- [Task objective]: Read the listing below and copy out every line that holds "Regina".

>> Start Records for the exercise

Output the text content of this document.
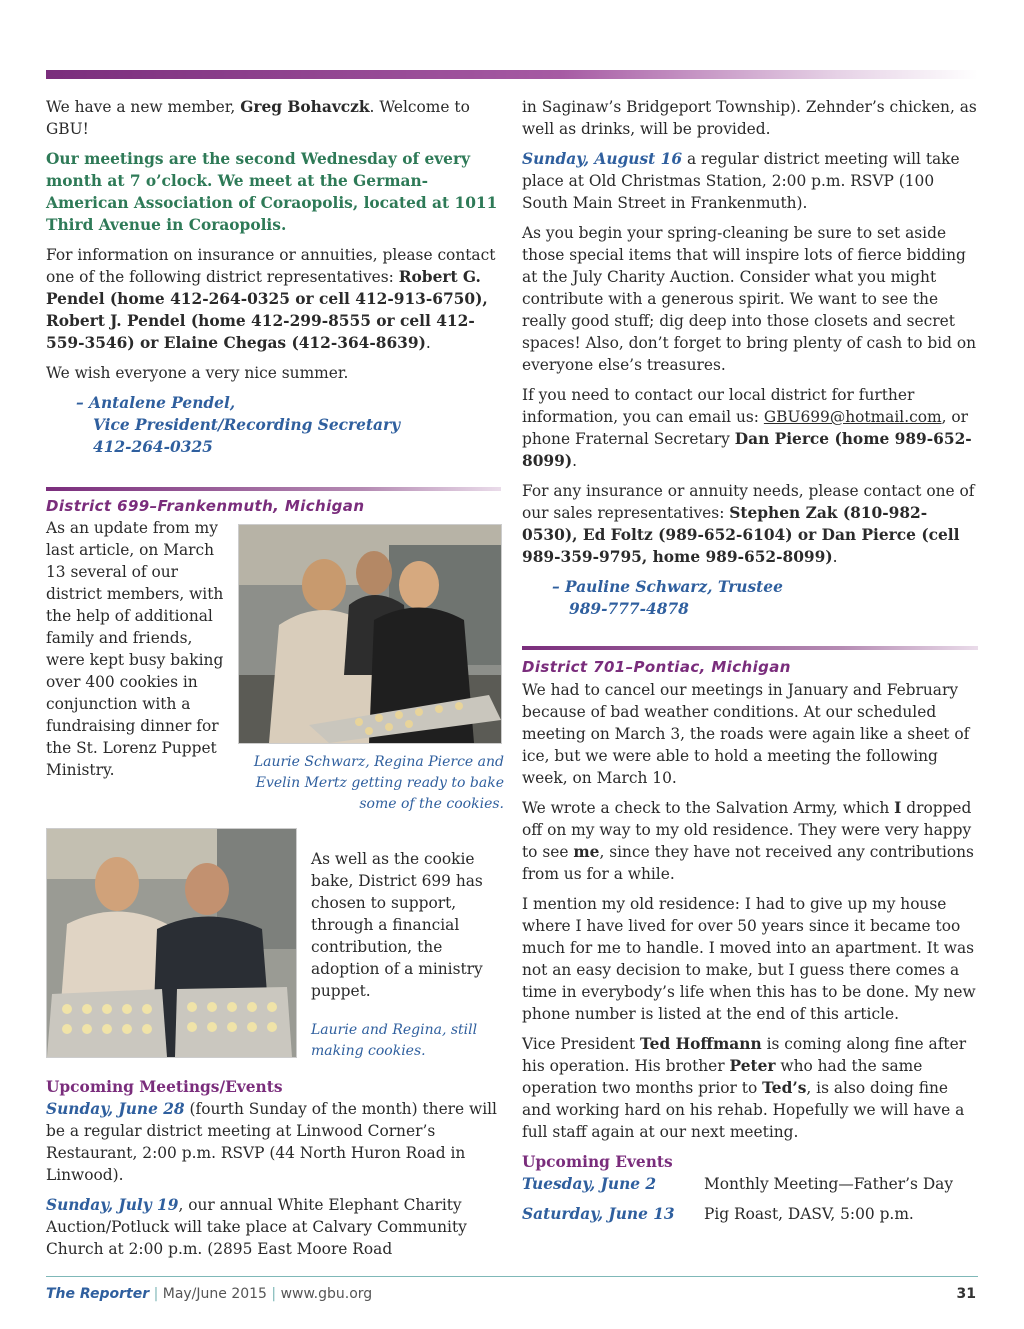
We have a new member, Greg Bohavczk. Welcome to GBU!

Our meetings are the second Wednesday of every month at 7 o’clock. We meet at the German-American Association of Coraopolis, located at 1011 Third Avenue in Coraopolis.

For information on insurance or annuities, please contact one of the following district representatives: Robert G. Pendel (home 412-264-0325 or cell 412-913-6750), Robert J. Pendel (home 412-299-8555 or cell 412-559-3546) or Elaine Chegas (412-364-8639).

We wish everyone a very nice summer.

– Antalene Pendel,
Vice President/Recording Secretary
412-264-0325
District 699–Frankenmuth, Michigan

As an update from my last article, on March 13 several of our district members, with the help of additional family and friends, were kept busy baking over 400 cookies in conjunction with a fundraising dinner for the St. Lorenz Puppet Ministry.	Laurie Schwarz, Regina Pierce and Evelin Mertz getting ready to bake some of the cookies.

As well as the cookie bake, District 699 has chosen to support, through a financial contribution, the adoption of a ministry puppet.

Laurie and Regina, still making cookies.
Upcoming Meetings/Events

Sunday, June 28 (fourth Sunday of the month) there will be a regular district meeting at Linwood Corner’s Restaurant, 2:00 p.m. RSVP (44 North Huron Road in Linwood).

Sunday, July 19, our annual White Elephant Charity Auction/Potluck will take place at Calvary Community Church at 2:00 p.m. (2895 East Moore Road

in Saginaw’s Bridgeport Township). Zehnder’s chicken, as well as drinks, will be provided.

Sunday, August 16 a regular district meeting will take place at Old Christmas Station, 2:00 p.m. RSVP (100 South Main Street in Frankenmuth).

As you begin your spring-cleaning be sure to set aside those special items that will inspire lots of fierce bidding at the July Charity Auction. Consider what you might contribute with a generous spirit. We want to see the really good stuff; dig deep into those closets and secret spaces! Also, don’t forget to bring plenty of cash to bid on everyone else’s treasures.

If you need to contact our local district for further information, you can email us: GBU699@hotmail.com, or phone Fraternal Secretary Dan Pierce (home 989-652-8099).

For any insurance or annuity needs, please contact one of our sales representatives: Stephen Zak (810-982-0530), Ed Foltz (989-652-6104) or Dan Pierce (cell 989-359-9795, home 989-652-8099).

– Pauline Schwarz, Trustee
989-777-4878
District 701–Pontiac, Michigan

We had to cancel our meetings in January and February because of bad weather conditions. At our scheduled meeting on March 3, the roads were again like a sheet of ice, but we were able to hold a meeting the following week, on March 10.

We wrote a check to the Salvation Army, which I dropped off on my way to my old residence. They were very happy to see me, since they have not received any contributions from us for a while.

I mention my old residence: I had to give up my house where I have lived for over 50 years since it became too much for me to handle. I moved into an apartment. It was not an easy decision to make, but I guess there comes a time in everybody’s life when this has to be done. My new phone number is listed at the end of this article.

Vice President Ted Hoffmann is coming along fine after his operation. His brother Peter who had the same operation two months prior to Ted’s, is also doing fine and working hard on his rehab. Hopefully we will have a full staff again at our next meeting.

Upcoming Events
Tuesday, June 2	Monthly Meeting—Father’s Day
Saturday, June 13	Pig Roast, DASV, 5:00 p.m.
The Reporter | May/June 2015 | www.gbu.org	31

>> End Records for the exercise

- [Answer for the task]:
As an update from my last article, on March 13 several of our district members, with the help of additional family and friends, were kept busy baking over 400 cookies in conjunction with a fundraising dinner for the St. Lorenz Puppet Ministry.	Laurie Schwarz, Regina Pierce and Evelin Mertz getting ready to bake some of the cookies.
Laurie and Regina, still making cookies.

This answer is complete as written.